Leave out the pictures, then reproduce the rest of the material exactly.

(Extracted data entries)
========================================

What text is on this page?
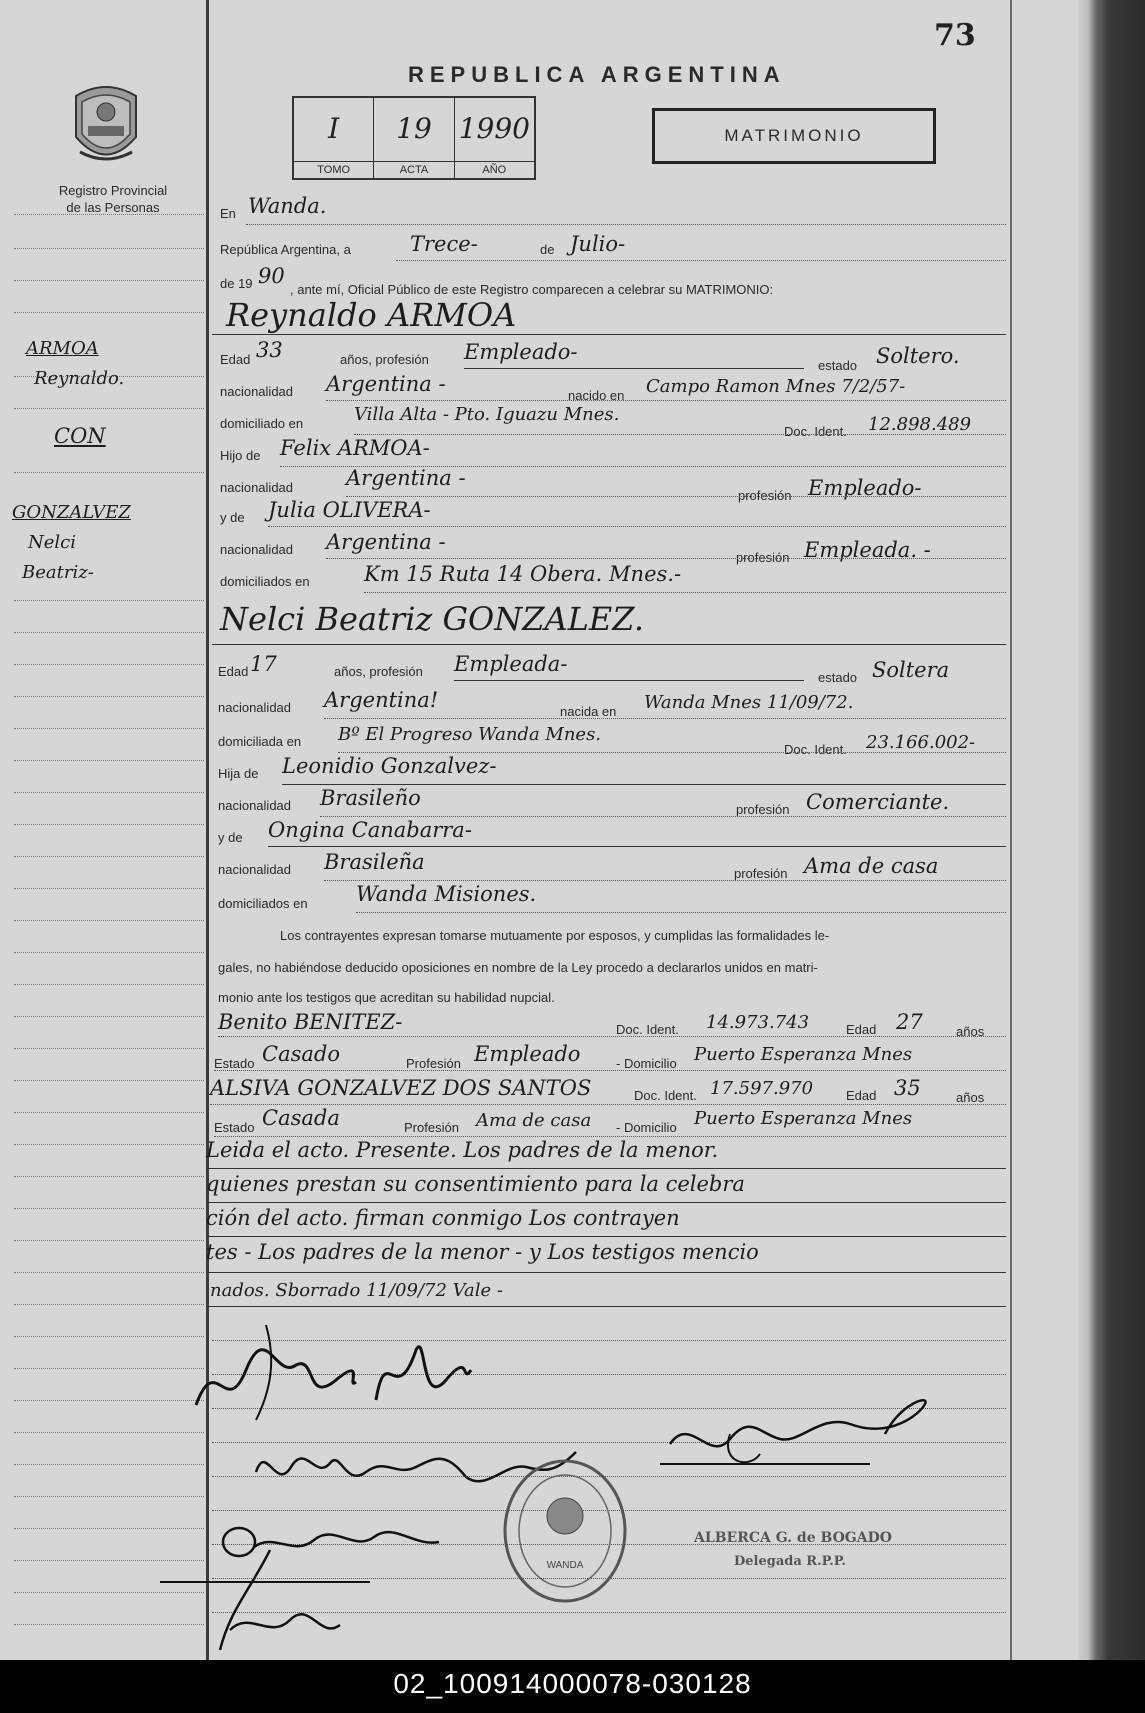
Registro Provincial
de las Personas
73
REPUBLICA ARGENTINA
I
TOMO
19
ACTA
1990
AÑO
MATRIMONIO
ARMOA
Reynaldo.
CON
GONZALVEZ
Nelci
Beatriz-
En Wanda.
República Argentina, a	Trece-	de Julio-
de 19 90
, ante mí, Oficial Público de este Registro comparecen a celebrar su MATRIMONIO:
Reynaldo ARMOA
Edad 33	años, profesión Empleado-
estado Soltero.
nacionalidad Argentina -	nacido en Campo Ramon Mnes 7/2/57-
domiciliado en	Villa Alta - Pto. Iguazu Mnes.
Doc. Ident. 12.898.489
Hijo de Felix ARMOA-
nacionalidad	Argentina -
profesión Empleado-
y de Julia OLIVERA-
nacionalidad Argentina -
profesión Empleada. -
domiciliados en	Km 15 Ruta 14 Obera. Mnes.-
Nelci Beatriz GONZALEZ.
Edad 17	años, profesión Empleada-
estado Soltera
nacionalidad Argentina!	nacida en Wanda Mnes 11/09/72.
domiciliada en Bº El Progreso Wanda Mnes.
Doc. Ident. 23.166.002-
Hija de Leonidio Gonzalvez-
nacionalidad Brasileño	profesión Comerciante.
y de Ongina Canabarra-
nacionalidad Brasileña	profesión Ama de casa
domiciliados en Wanda Misiones.
Los contrayentes expresan tomarse mutuamente por esposos, y cumplidas las formalidades le-
gales, no habiéndose deducido oposiciones en nombre de la Ley procedo a declararlos unidos en matri-
monio ante los testigos que acreditan su habilidad nupcial.
Benito BENITEZ-	Doc. Ident. 14.973.743	Edad 27	años
Estado Casado	Profesión Empleado	- Domicilio Puerto Esperanza Mnes
ALSIVA GONZALVEZ DOS SANTOS	Doc. Ident. 17.597.970	Edad 35	años
Estado Casada	Profesión Ama de casa - Domicilio Puerto Esperanza Mnes
Leida el acto. Presente. Los padres de la menor.
quienes prestan su consentimiento para la celebra
ción del acto. firman conmigo Los contrayen
tes - Los padres de la menor - y Los testigos mencio
nados. Sborrado 11/09/72 Vale -
WANDA
ALBERCA G. de BOGADO
Delegada R.P.P.
02_100914000078-030128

========================================

_SOLVED PROBLEM_:
What text is on this page?
Registro Provincial
de las Personas
73
REPUBLICA ARGENTINA
I
TOMO
19
ACTA
1990
AÑO
MATRIMONIO
ARMOA
Reynaldo.
CON
GONZALVEZ
Nelci
Beatriz-
En Wanda.
República Argentina, a	Trece-	de Julio-
de 19 90
, ante mí, Oficial Público de este Registro comparecen a celebrar su MATRIMONIO:
Reynaldo ARMOA
Edad 33	años, profesión Empleado-
estado Soltero.
nacionalidad Argentina -	nacido en Campo Ramon Mnes 7/2/57-
domiciliado en	Villa Alta - Pto. Iguazu Mnes.
Doc. Ident. 12.898.489
Hijo de Felix ARMOA-
nacionalidad	Argentina -
profesión Empleado-
y de Julia OLIVERA-
nacionalidad Argentina -
profesión Empleada. -
domiciliados en	Km 15 Ruta 14 Obera. Mnes.-
Nelci Beatriz GONZALEZ.
Edad 17	años, profesión Empleada-
estado Soltera
nacionalidad Argentina!	nacida en Wanda Mnes 11/09/72.
domiciliada en Bº El Progreso Wanda Mnes.
Doc. Ident. 23.166.002-
Hija de Leonidio Gonzalvez-
nacionalidad Brasileño	profesión Comerciante.
y de Ongina Canabarra-
nacionalidad Brasileña	profesión Ama de casa
domiciliados en Wanda Misiones.
Los contrayentes expresan tomarse mutuamente por esposos, y cumplidas las formalidades le-
gales, no habiéndose deducido oposiciones en nombre de la Ley procedo a declararlos unidos en matri-
monio ante los testigos que acreditan su habilidad nupcial.
Benito BENITEZ-	Doc. Ident. 14.973.743	Edad 27	años
Estado Casado	Profesión Empleado	- Domicilio Puerto Esperanza Mnes
ALSIVA GONZALVEZ DOS SANTOS	Doc. Ident. 17.597.970	Edad 35	años
Estado Casada	Profesión Ama de casa - Domicilio Puerto Esperanza Mnes
Leida el acto. Presente. Los padres de la menor.
quienes prestan su consentimiento para la celebra
ción del acto. firman conmigo Los contrayen
tes - Los padres de la menor - y Los testigos mencio
nados. Sborrado 11/09/72 Vale -
WANDA
ALBERCA G. de BOGADO
Delegada R.P.P.
02_100914000078-030128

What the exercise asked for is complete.